[Saved data entries]
◆ ◆ ◆ ◆

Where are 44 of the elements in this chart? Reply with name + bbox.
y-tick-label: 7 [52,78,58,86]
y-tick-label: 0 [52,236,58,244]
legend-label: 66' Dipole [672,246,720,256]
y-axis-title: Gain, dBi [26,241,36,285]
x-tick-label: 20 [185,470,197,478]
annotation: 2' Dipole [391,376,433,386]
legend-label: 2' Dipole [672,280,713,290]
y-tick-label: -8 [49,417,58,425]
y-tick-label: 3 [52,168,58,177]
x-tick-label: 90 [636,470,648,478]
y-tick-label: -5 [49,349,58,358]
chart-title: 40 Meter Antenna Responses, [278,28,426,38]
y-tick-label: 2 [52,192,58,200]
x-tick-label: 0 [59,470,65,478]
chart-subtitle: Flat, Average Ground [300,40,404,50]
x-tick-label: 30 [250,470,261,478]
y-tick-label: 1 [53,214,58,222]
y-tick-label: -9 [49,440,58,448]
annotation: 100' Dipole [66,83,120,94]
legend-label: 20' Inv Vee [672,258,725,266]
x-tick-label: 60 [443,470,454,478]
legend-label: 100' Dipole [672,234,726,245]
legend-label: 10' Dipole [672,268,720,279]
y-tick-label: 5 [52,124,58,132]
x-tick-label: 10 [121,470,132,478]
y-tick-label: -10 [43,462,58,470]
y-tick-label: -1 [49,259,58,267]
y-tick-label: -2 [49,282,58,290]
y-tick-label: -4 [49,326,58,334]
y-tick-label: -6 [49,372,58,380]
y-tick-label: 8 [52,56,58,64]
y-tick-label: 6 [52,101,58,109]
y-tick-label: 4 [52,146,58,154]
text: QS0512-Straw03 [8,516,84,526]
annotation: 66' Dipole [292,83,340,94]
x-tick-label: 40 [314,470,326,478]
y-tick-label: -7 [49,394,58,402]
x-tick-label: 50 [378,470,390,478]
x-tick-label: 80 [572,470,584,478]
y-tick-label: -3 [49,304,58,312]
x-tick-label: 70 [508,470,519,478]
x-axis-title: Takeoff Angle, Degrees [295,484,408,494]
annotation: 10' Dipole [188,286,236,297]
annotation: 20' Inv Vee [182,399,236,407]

◆ ◆ ◆ ◆

#### CHALLENGE
Format every line of the entries above as a JSON list of strings, one string per line, and leave out any blank lines.

#### EXERCISE SOLUTION
[
  "Where are 44 of the elements in this chart? Reply with name + bbox.",
  "y-tick-label: 7 [52,78,58,86]",
  "y-tick-label: 0 [52,236,58,244]",
  "legend-label: 66' Dipole [672,246,720,256]",
  "y-axis-title: Gain, dBi [26,241,36,285]",
  "x-tick-label: 20 [185,470,197,478]",
  "annotation: 2' Dipole [391,376,433,386]",
  "legend-label: 2' Dipole [672,280,713,290]",
  "y-tick-label: -8 [49,417,58,425]",
  "y-tick-label: 3 [52,168,58,177]",
  "x-tick-label: 90 [636,470,648,478]",
  "y-tick-label: -5 [49,349,58,358]",
  "chart-title: 40 Meter Antenna Responses, [278,28,426,38]",
  "y-tick-label: 2 [52,192,58,200]",
  "x-tick-label: 0 [59,470,65,478]",
  "chart-subtitle: Flat, Average Ground [300,40,404,50]",
  "x-tick-label: 30 [250,470,261,478]",
  "y-tick-label: 1 [53,214,58,222]",
  "y-tick-label: -9 [49,440,58,448]",
  "annotation: 100' Dipole [66,83,120,94]",
  "legend-label: 20' Inv Vee [672,258,725,266]",
  "x-tick-label: 60 [443,470,454,478]",
  "legend-label: 100' Dipole [672,234,726,245]",
  "legend-label: 10' Dipole [672,268,720,279]",
  "y-tick-label: 5 [52,124,58,132]",
  "x-tick-label: 10 [121,470,132,478]",
  "y-tick-label: -10 [43,462,58,470]",
  "y-tick-label: -1 [49,259,58,267]",
  "y-tick-label: -2 [49,282,58,290]",
  "y-tick-label: -4 [49,326,58,334]",
  "y-tick-label: -6 [49,372,58,380]",
  "y-tick-label: 8 [52,56,58,64]",
  "y-tick-label: 6 [52,101,58,109]",
  "y-tick-label: 4 [52,146,58,154]",
  "text: QS0512-Straw03 [8,516,84,526]",
  "annotation: 66' Dipole [292,83,340,94]",
  "x-tick-label: 40 [314,470,326,478]",
  "y-tick-label: -7 [49,394,58,402]",
  "x-tick-label: 50 [378,470,390,478]",
  "x-tick-label: 80 [572,470,584,478]",
  "y-tick-label: -3 [49,304,58,312]",
  "x-tick-label: 70 [508,470,519,478]",
  "x-axis-title: Takeoff Angle, Degrees [295,484,408,494]",
  "annotation: 10' Dipole [188,286,236,297]",
  "annotation: 20' Inv Vee [182,399,236,407]"
]